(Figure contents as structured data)

══════════

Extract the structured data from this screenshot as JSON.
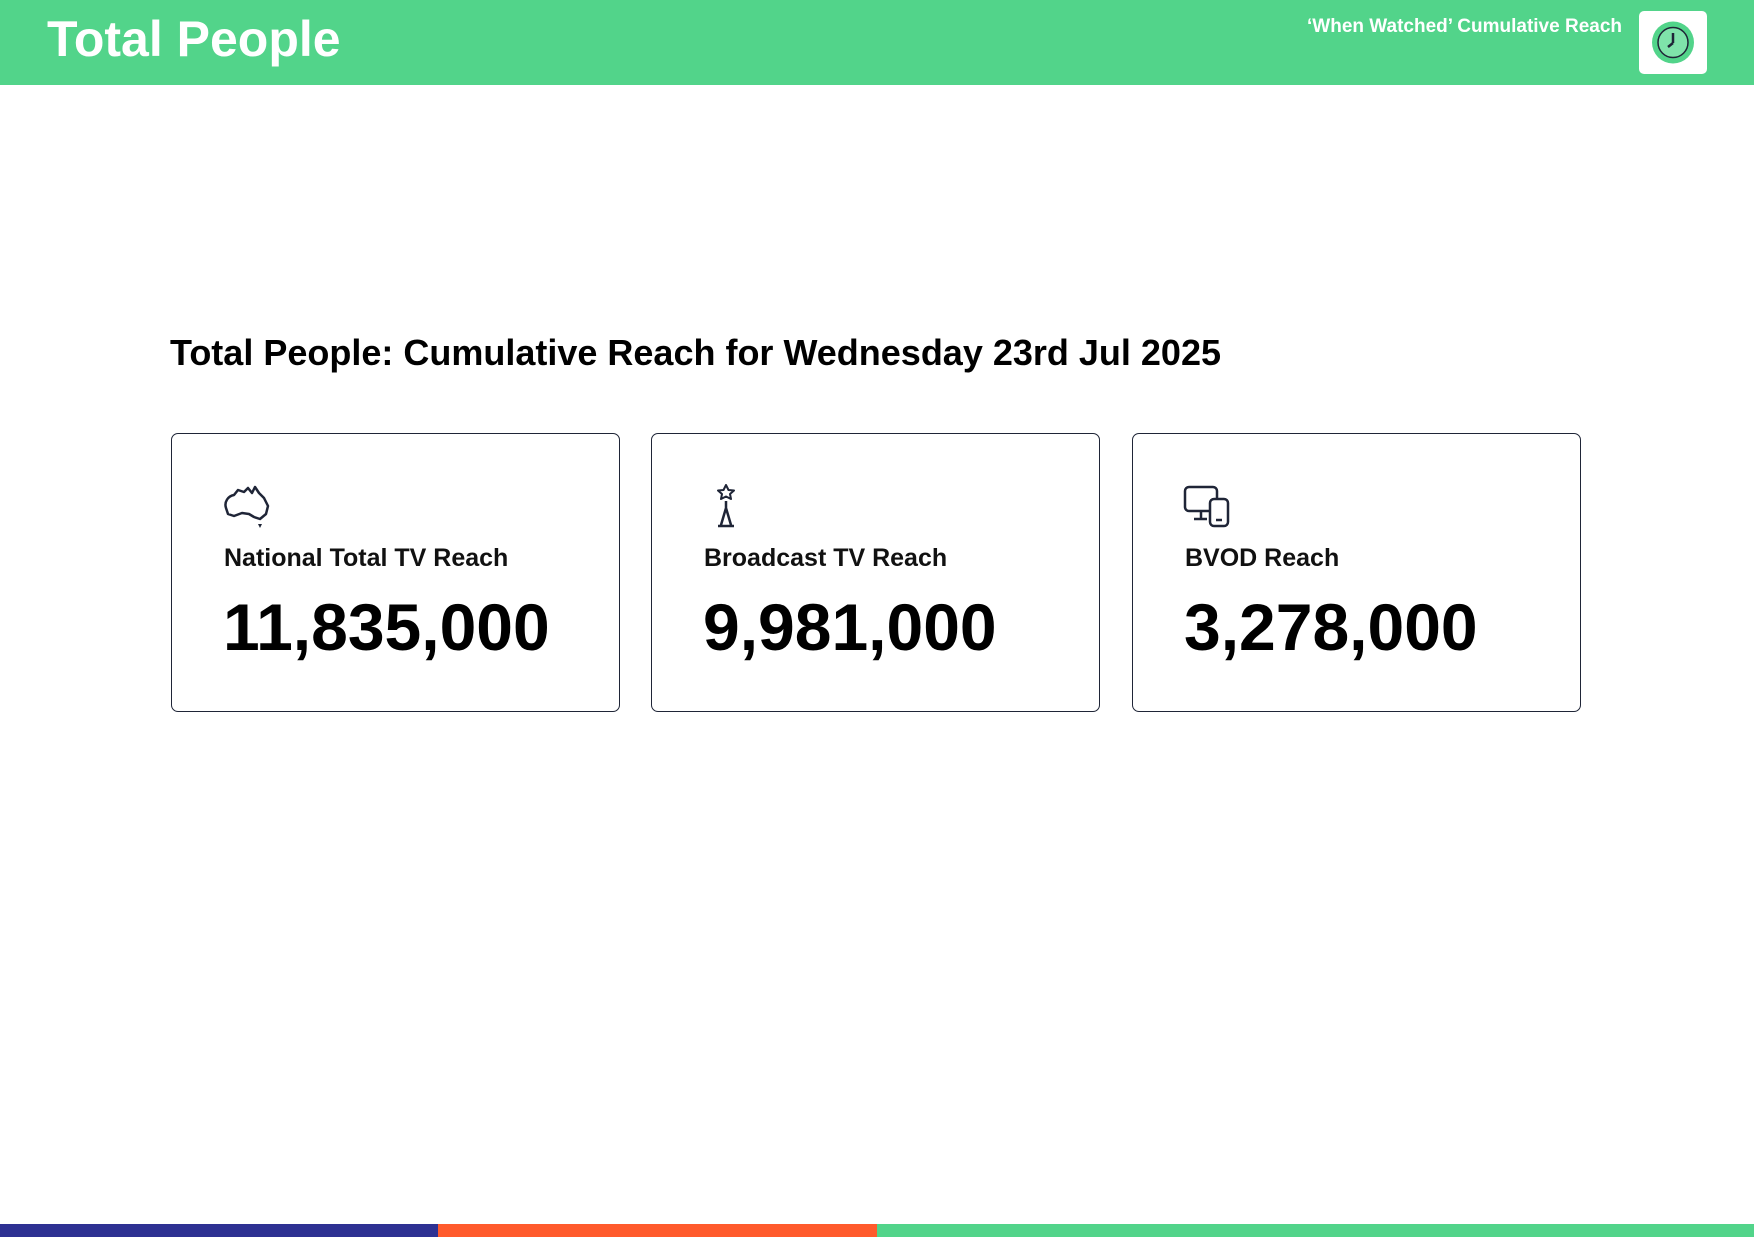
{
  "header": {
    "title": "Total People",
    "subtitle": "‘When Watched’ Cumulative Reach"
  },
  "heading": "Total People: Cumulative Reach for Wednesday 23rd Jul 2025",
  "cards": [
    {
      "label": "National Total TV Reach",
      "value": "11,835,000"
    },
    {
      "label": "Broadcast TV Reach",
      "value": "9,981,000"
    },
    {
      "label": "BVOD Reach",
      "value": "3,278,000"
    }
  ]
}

══════════

◆ GIVEN PROBLEM ◆
In the material above, find the lines that contain "label" and show them.

◆ RESPONSE FOR THIS EXERCISE ◆
      "label": "National Total TV Reach",
      "label": "Broadcast TV Reach",
      "label": "BVOD Reach",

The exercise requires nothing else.